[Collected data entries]
+++
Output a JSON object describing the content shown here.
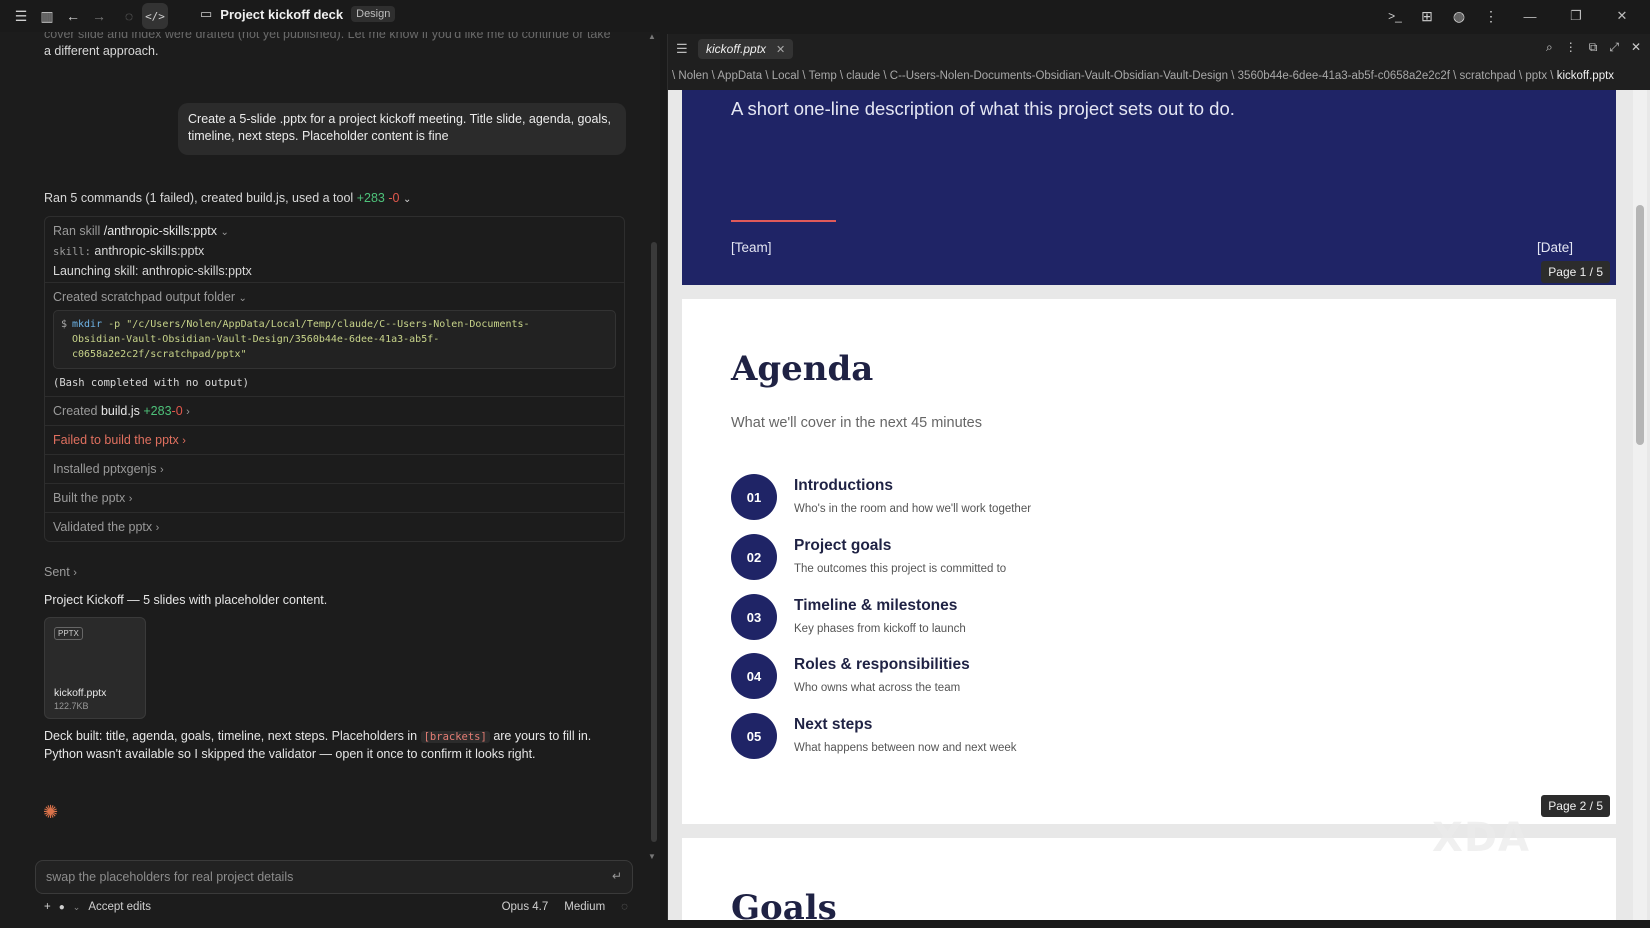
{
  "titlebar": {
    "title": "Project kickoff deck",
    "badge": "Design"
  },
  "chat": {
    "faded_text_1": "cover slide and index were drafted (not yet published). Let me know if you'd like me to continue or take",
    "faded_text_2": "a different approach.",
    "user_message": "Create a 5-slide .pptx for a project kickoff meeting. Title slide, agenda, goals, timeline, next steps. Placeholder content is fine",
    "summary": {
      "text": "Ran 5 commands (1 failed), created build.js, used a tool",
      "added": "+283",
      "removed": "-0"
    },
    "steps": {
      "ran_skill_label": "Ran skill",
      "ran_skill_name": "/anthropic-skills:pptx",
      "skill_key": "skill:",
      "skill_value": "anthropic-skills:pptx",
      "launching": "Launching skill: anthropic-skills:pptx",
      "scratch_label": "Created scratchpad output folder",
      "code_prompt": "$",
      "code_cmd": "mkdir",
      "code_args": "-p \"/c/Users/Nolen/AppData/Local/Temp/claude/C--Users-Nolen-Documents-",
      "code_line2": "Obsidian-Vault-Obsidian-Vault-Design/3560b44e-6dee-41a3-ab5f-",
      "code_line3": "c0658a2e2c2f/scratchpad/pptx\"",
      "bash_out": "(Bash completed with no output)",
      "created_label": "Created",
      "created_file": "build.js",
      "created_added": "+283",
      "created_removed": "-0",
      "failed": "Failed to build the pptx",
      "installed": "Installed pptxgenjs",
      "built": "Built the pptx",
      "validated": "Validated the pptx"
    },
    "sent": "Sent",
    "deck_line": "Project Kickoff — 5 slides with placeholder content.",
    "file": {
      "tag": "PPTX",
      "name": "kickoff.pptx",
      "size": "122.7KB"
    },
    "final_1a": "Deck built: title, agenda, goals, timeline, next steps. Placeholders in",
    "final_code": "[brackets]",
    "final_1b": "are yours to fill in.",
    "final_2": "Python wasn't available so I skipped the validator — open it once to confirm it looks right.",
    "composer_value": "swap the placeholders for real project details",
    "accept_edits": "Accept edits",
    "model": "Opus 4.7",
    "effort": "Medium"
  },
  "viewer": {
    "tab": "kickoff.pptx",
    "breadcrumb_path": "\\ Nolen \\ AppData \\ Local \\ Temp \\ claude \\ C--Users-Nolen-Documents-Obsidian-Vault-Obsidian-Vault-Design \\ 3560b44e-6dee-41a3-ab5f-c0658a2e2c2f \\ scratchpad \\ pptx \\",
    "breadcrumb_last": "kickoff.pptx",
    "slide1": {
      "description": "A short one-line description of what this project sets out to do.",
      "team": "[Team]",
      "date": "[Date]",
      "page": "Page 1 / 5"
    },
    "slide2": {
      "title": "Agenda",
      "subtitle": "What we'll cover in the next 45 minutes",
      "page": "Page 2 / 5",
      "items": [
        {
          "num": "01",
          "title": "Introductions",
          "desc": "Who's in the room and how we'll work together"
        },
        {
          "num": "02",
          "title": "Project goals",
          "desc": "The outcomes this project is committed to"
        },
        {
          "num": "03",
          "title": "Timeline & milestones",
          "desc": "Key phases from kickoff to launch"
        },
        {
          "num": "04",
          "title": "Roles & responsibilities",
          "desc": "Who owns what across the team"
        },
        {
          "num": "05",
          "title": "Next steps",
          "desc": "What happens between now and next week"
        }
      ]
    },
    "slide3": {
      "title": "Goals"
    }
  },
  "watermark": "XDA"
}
+++
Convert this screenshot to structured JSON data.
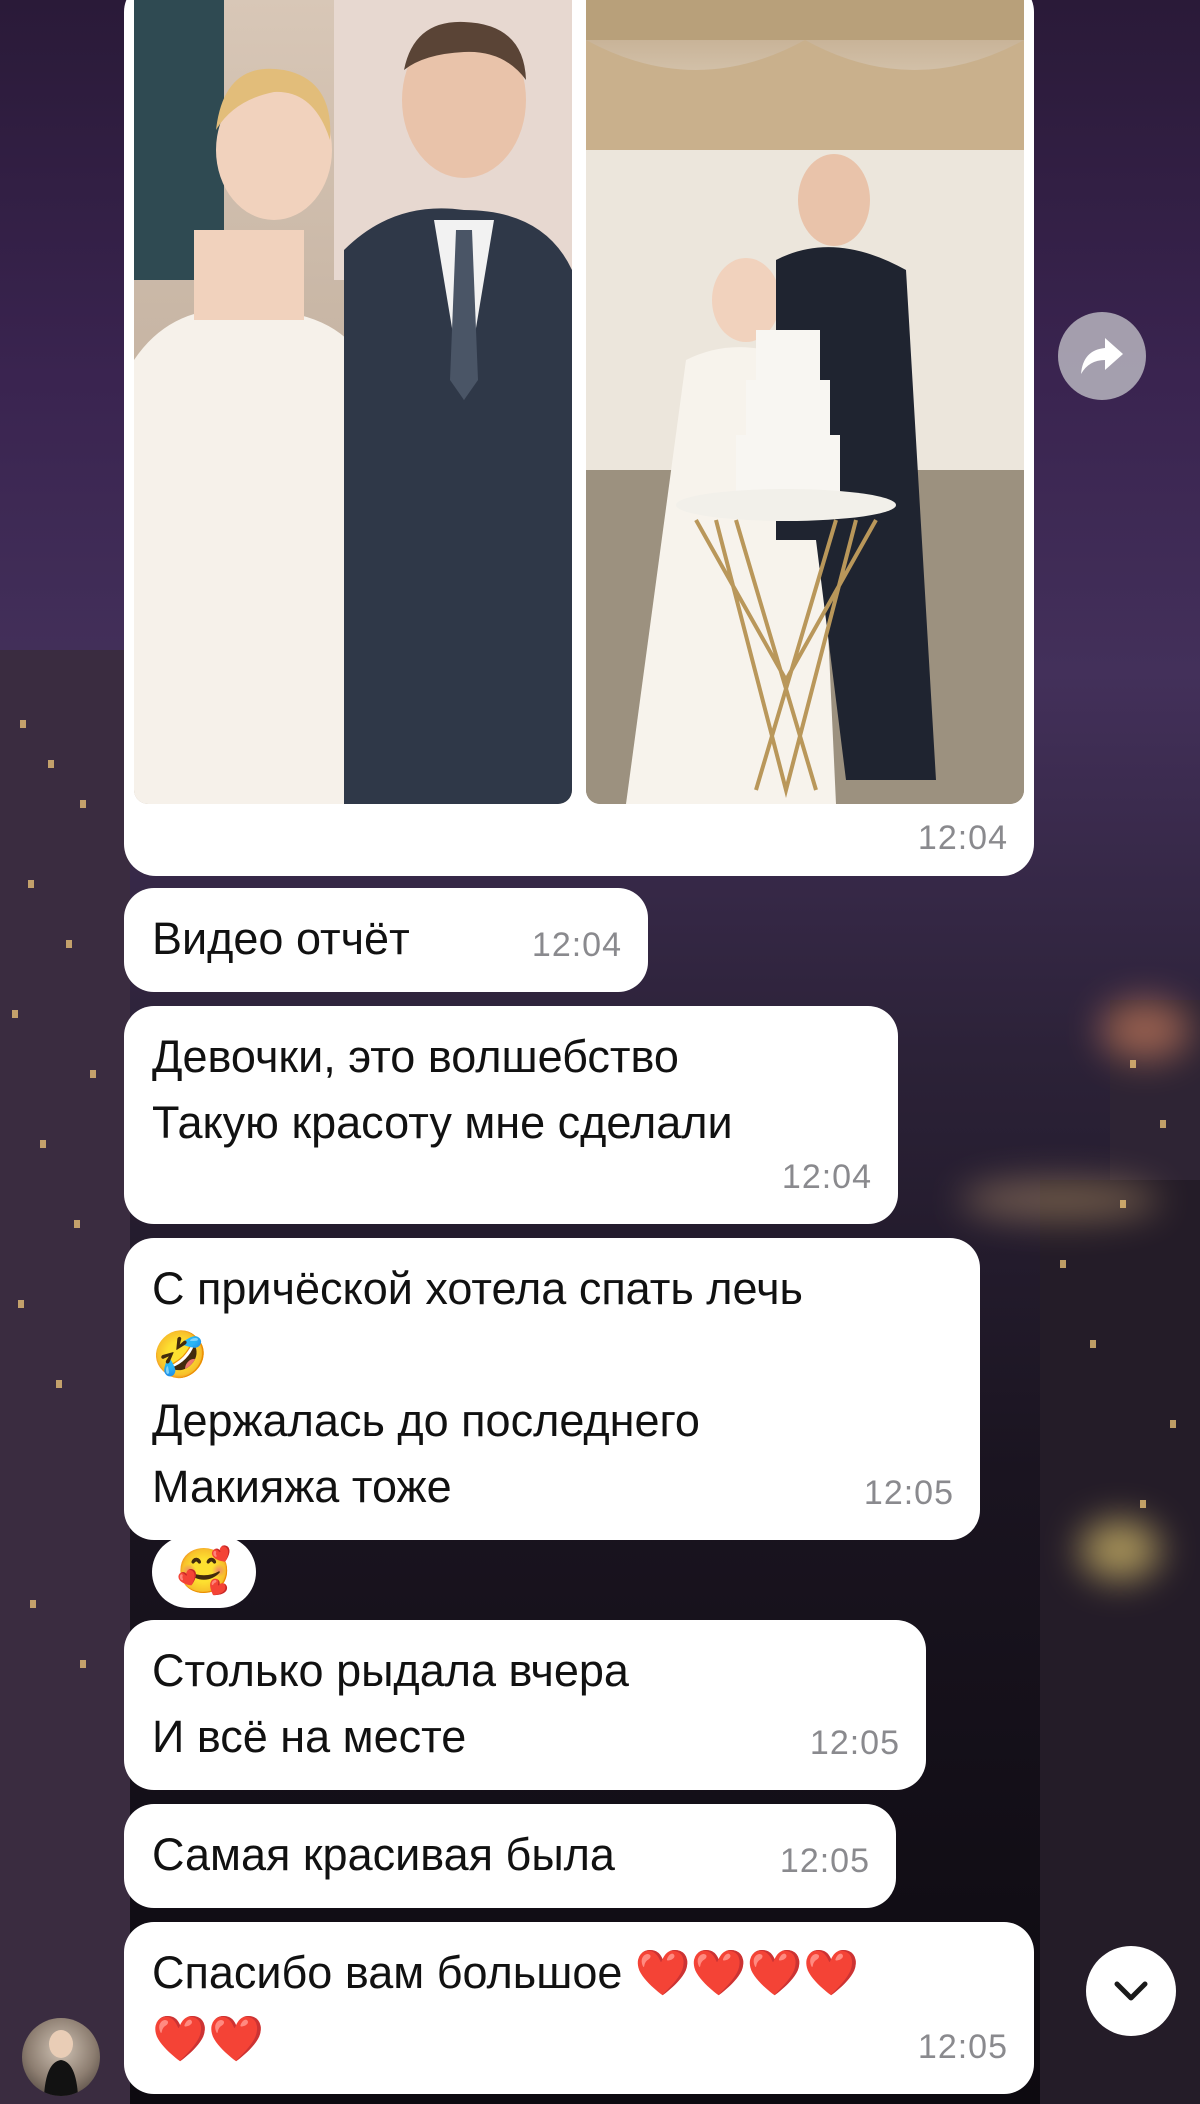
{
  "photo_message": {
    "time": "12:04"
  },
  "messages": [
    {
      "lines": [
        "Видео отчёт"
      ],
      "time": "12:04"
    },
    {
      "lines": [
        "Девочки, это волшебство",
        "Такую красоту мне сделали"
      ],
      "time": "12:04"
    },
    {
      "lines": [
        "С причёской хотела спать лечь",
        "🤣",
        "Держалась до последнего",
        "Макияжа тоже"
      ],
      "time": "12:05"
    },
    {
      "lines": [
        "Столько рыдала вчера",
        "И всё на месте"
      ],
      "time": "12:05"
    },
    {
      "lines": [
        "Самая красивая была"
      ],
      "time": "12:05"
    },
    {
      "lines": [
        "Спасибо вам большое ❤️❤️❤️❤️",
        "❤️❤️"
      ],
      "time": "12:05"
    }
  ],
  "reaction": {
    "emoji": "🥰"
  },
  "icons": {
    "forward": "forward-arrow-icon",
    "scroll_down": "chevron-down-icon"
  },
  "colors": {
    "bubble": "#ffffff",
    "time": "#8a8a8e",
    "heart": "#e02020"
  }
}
+++
### Problem details
Above are several records. Count the lines among them that contain "content" and give only the total.

### Solved exercise
3